### WHAT YOU ARE ASKED TO DO
Exact reproduction of the data is required, with images excluded.

### Dataset items

------

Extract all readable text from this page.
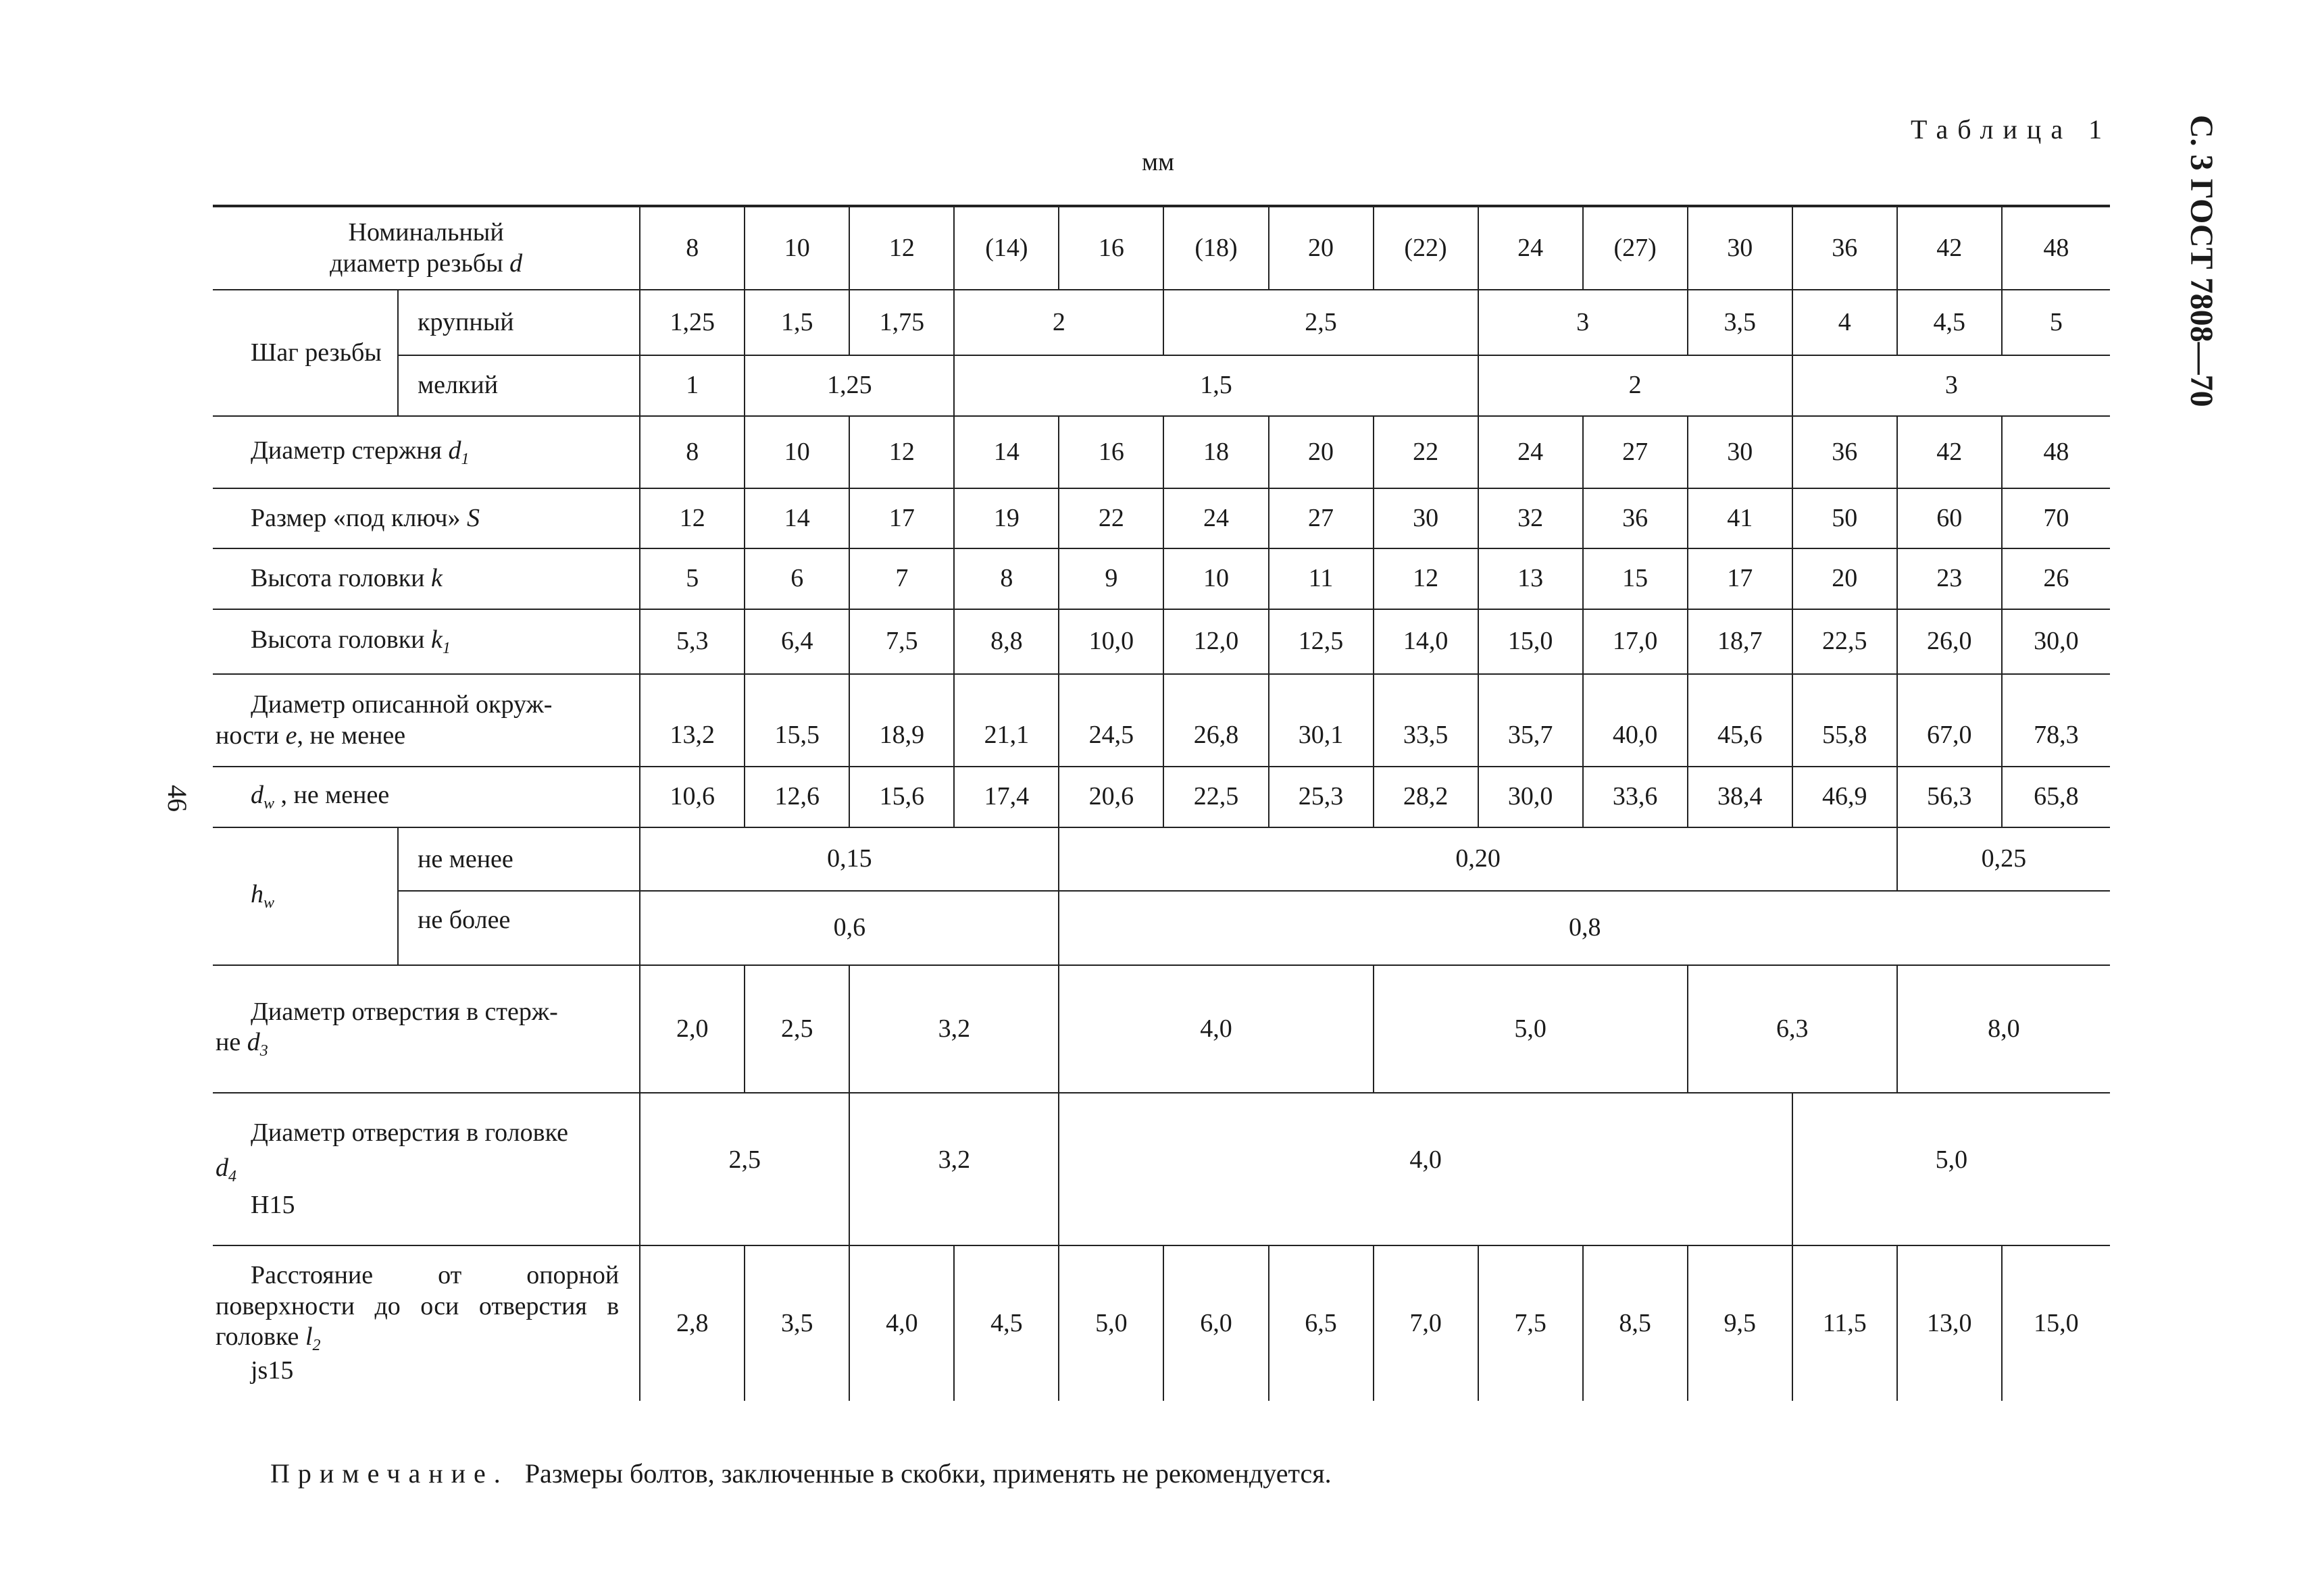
Таблица 1
мм	С. 3 ГОСТ 7808—70
46
Номинальный
диаметр резьбы d		8	10	12	(14)	16	(18)	20	(22)	24	(27)	30	36	42	48
Шаг резьбы	крупный	1,25	1,5	1,75	2		2,5			3		3,5	4	4,5	5
	мелкий	1	1,25		1,5					2			3		
Диаметр стержня $d_1$		8	10	12	14	16	18	20	22	24	27	30	36	42	48
Размер «под ключ» S		12	14	17	19	22	24	27	30	32	36	41	50	60	70
Высота головки k		5	6	7	8	9	10	11	12	13	15	17	20	23	26
Высота головки $k_1$		5,3	6,4	7,5	8,8	10,0	12,0	12,5	14,0	15,0	17,0	18,7	22,5	26,0	30,0

Диаметр описанной окруж-
ности e, не менее		13,2	15,5	18,9	21,1	24,5	26,8	30,1	33,5	35,7	40,0	45,6	55,8	67,0	78,3
$d_w$ , не менее		10,6	12,6	15,6	17,4	20,6	22,5	25,3	28,2	30,0	33,6	38,4	46,9	56,3	65,8
$h_w$	не менее	0,15				0,20								0,25	
	не более	0,6				0,8									

Диаметр отверстия в стерж-
не $d_3$		2,0	2,5	3,2		4,0			5,0			6,3		8,0	

Диаметр отверстия в головке
$d_4$
H15		2,5		3,2		4,0							5,0		

Расстояние от опорной
поверхности до оси отверстия в
головке $l_2$
js15		2,8	3,5	4,0	4,5	5,0	6,0	6,5	7,0	7,5	8,5	9,5	11,5	13,0	15,0
Примечание. Размеры болтов, заключенные в скобки, применять не рекомендуется.
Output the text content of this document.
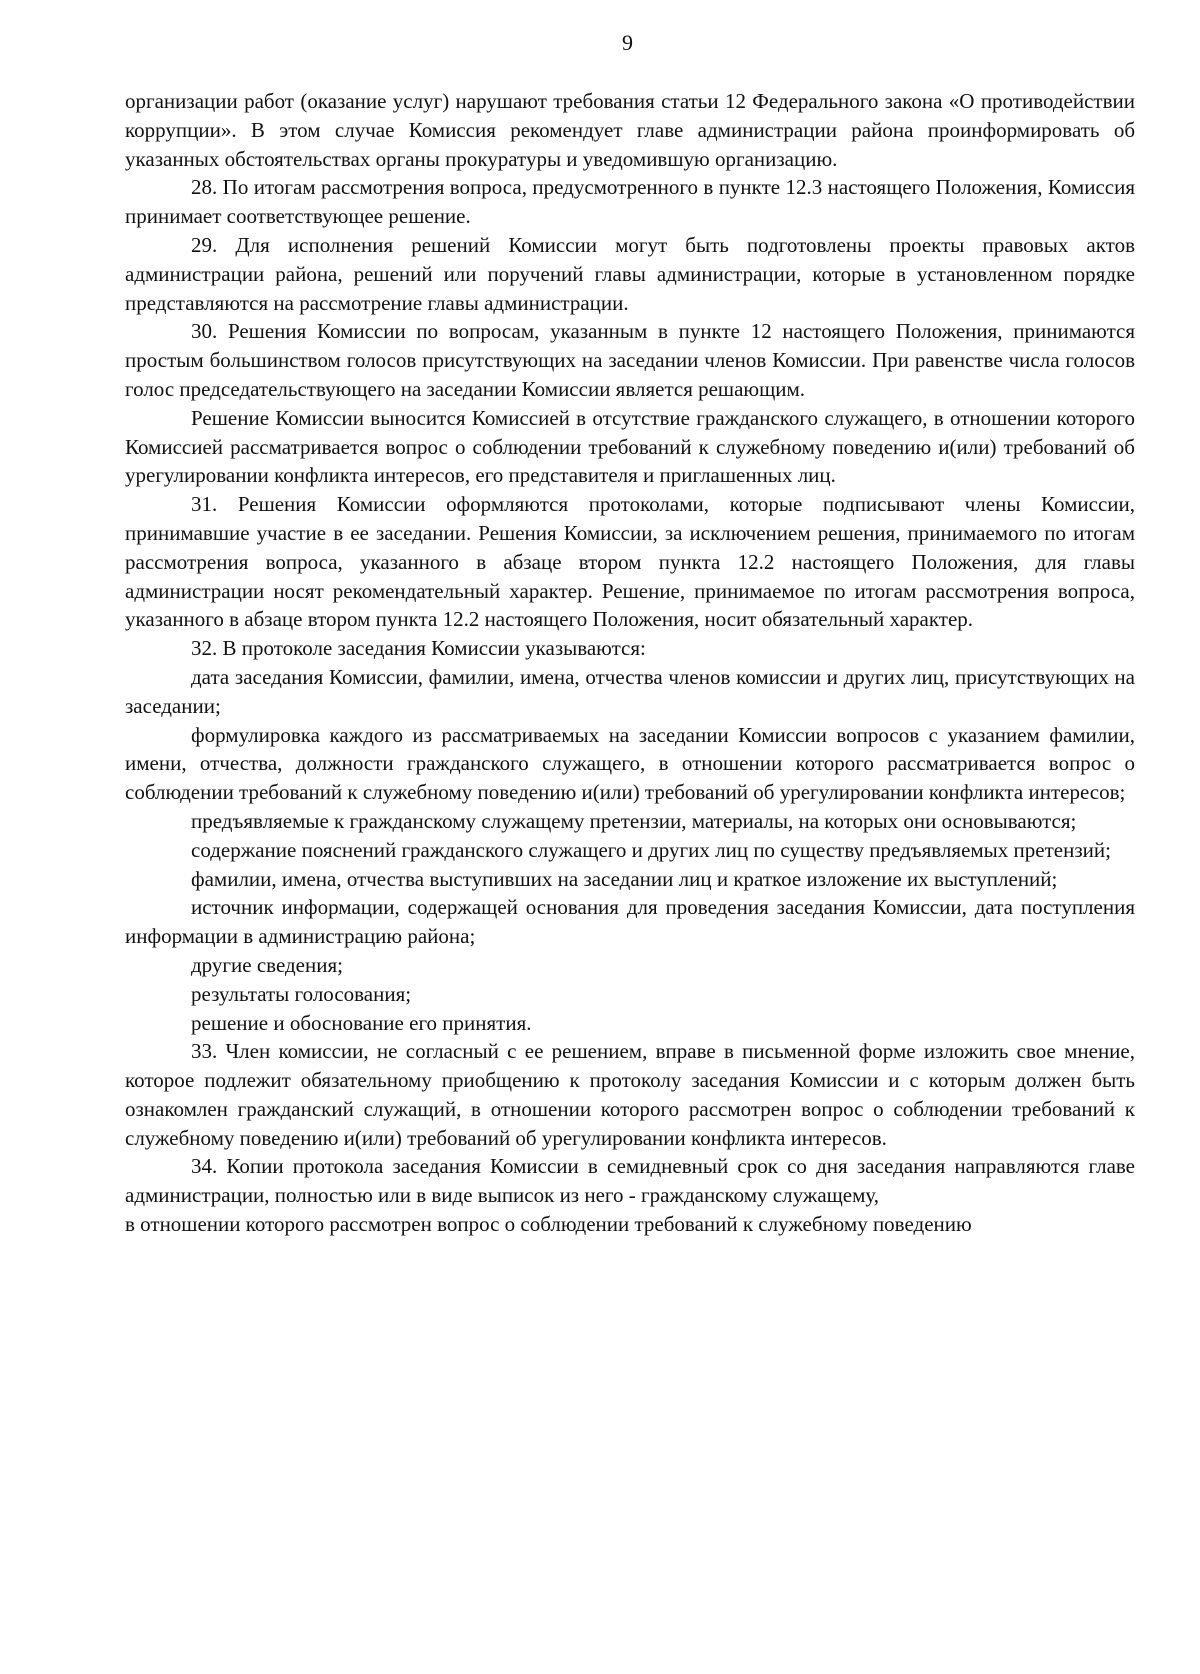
9

организации работ (оказание услуг) нарушают требования статьи 12 Федерального закона «О противодействии коррупции». В этом случае Комиссия рекомендует главе администрации района проинформировать об указанных обстоятельствах органы прокуратуры и уведомившую организацию.

28. По итогам рассмотрения вопроса, предусмотренного в пункте 12.3 настоящего Положения, Комиссия принимает соответствующее решение.

29. Для исполнения решений Комиссии могут быть подготовлены проекты правовых актов администрации района, решений или поручений главы администрации, которые в установленном порядке представляются на рассмотрение главы администрации.

30. Решения Комиссии по вопросам, указанным в пункте 12 настоящего Положения, принимаются простым большинством голосов присутствующих на заседании членов Комиссии. При равенстве числа голосов голос председательствующего на заседании Комиссии является решающим.

Решение Комиссии выносится Комиссией в отсутствие гражданского служащего, в отношении которого Комиссией рассматривается вопрос о соблюдении требований к служебному поведению и(или) требований об урегулировании конфликта интересов, его представителя и приглашенных лиц.

31. Решения Комиссии оформляются протоколами, которые подписывают члены Комиссии, принимавшие участие в ее заседании. Решения Комиссии, за исключением решения, принимаемого по итогам рассмотрения вопроса, указанного в абзаце втором пункта 12.2 настоящего Положения, для главы администрации носят рекомендательный характер. Решение, принимаемое по итогам рассмотрения вопроса, указанного в абзаце втором пункта 12.2 настоящего Положения, носит обязательный характер.

32. В протоколе заседания Комиссии указываются:

дата заседания Комиссии, фамилии, имена, отчества членов комиссии и других лиц, присутствующих на заседании;

формулировка каждого из рассматриваемых на заседании Комиссии вопросов с указанием фамилии, имени, отчества, должности гражданского служащего, в отношении которого рассматривается вопрос о соблюдении требований к служебному поведению и(или) требований об урегулировании конфликта интересов;

предъявляемые к гражданскому служащему претензии, материалы, на которых они основываются;

содержание пояснений гражданского служащего и других лиц по существу предъявляемых претензий;

фамилии, имена, отчества выступивших на заседании лиц и краткое изложение их выступлений;

источник информации, содержащей основания для проведения заседания Комиссии, дата поступления информации в администрацию района;

другие сведения;

результаты голосования;

решение и обоснование его принятия.

33. Член комиссии, не согласный с ее решением, вправе в письменной форме изложить свое мнение, которое подлежит обязательному приобщению к протоколу заседания Комиссии и с которым должен быть ознакомлен гражданский служащий, в отношении которого рассмотрен вопрос о соблюдении требований к служебному поведению и(или) требований об урегулировании конфликта интересов.

34. Копии протокола заседания Комиссии в семидневный срок со дня заседания направляются главе администрации, полностью или в виде выписок из него - гражданскому служащему,

в отношении которого рассмотрен вопрос о соблюдении требований к служебному поведению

------

### TASK ANSWER
Extract all readable text from this page.
Таблица 1
мм	С. 3 ГОСТ 7808—70
46
Номинальный
диаметр резьбы d		8	10	12	(14)	16	(18)	20	(22)	24	(27)	30	36	42	48
Шаг резьбы	крупный	1,25	1,5	1,75	2		2,5			3		3,5	4	4,5	5
	мелкий	1	1,25		1,5					2			3		
Диаметр стержня $d_1$		8	10	12	14	16	18	20	22	24	27	30	36	42	48
Размер «под ключ» S		12	14	17	19	22	24	27	30	32	36	41	50	60	70
Высота головки k		5	6	7	8	9	10	11	12	13	15	17	20	23	26
Высота головки $k_1$		5,3	6,4	7,5	8,8	10,0	12,0	12,5	14,0	15,0	17,0	18,7	22,5	26,0	30,0

Диаметр описанной окруж-
ности e, не менее		13,2	15,5	18,9	21,1	24,5	26,8	30,1	33,5	35,7	40,0	45,6	55,8	67,0	78,3
$d_w$ , не менее		10,6	12,6	15,6	17,4	20,6	22,5	25,3	28,2	30,0	33,6	38,4	46,9	56,3	65,8
$h_w$	не менее	0,15				0,20								0,25	
	не более	0,6				0,8									

Диаметр отверстия в стерж-
не $d_3$		2,0	2,5	3,2		4,0			5,0			6,3		8,0	

Диаметр отверстия в головке
$d_4$
H15		2,5		3,2		4,0							5,0		

Расстояние от опорной
поверхности до оси отверстия в
головке $l_2$
js15		2,8	3,5	4,0	4,5	5,0	6,0	6,5	7,0	7,5	8,5	9,5	11,5	13,0	15,0
Примечание. Размеры болтов, заключенные в скобки, применять не рекомендуется.
Output the text content of this document.
9

организации работ (оказание услуг) нарушают требования статьи 12 Федерального закона «О противодействии коррупции». В этом случае Комиссия рекомендует главе администрации района проинформировать об указанных обстоятельствах органы прокуратуры и уведомившую организацию.

28. По итогам рассмотрения вопроса, предусмотренного в пункте 12.3 настоящего Положения, Комиссия принимает соответствующее решение.

29. Для исполнения решений Комиссии могут быть подготовлены проекты правовых актов администрации района, решений или поручений главы администрации, которые в установленном порядке представляются на рассмотрение главы администрации.

30. Решения Комиссии по вопросам, указанным в пункте 12 настоящего Положения, принимаются простым большинством голосов присутствующих на заседании членов Комиссии. При равенстве числа голосов голос председательствующего на заседании Комиссии является решающим.

Решение Комиссии выносится Комиссией в отсутствие гражданского служащего, в отношении которого Комиссией рассматривается вопрос о соблюдении требований к служебному поведению и(или) требований об урегулировании конфликта интересов, его представителя и приглашенных лиц.

31. Решения Комиссии оформляются протоколами, которые подписывают члены Комиссии, принимавшие участие в ее заседании. Решения Комиссии, за исключением решения, принимаемого по итогам рассмотрения вопроса, указанного в абзаце втором пункта 12.2 настоящего Положения, для главы администрации носят рекомендательный характер. Решение, принимаемое по итогам рассмотрения вопроса, указанного в абзаце втором пункта 12.2 настоящего Положения, носит обязательный характер.

32. В протоколе заседания Комиссии указываются:

дата заседания Комиссии, фамилии, имена, отчества членов комиссии и других лиц, присутствующих на заседании;

формулировка каждого из рассматриваемых на заседании Комиссии вопросов с указанием фамилии, имени, отчества, должности гражданского служащего, в отношении которого рассматривается вопрос о соблюдении требований к служебному поведению и(или) требований об урегулировании конфликта интересов;

предъявляемые к гражданскому служащему претензии, материалы, на которых они основываются;

содержание пояснений гражданского служащего и других лиц по существу предъявляемых претензий;

фамилии, имена, отчества выступивших на заседании лиц и краткое изложение их выступлений;

источник информации, содержащей основания для проведения заседания Комиссии, дата поступления информации в администрацию района;

другие сведения;

результаты голосования;

решение и обоснование его принятия.

33. Член комиссии, не согласный с ее решением, вправе в письменной форме изложить свое мнение, которое подлежит обязательному приобщению к протоколу заседания Комиссии и с которым должен быть ознакомлен гражданский служащий, в отношении которого рассмотрен вопрос о соблюдении требований к служебному поведению и(или) требований об урегулировании конфликта интересов.

34. Копии протокола заседания Комиссии в семидневный срок со дня заседания направляются главе администрации, полностью или в виде выписок из него - гражданскому служащему,

в отношении которого рассмотрен вопрос о соблюдении требований к служебному поведению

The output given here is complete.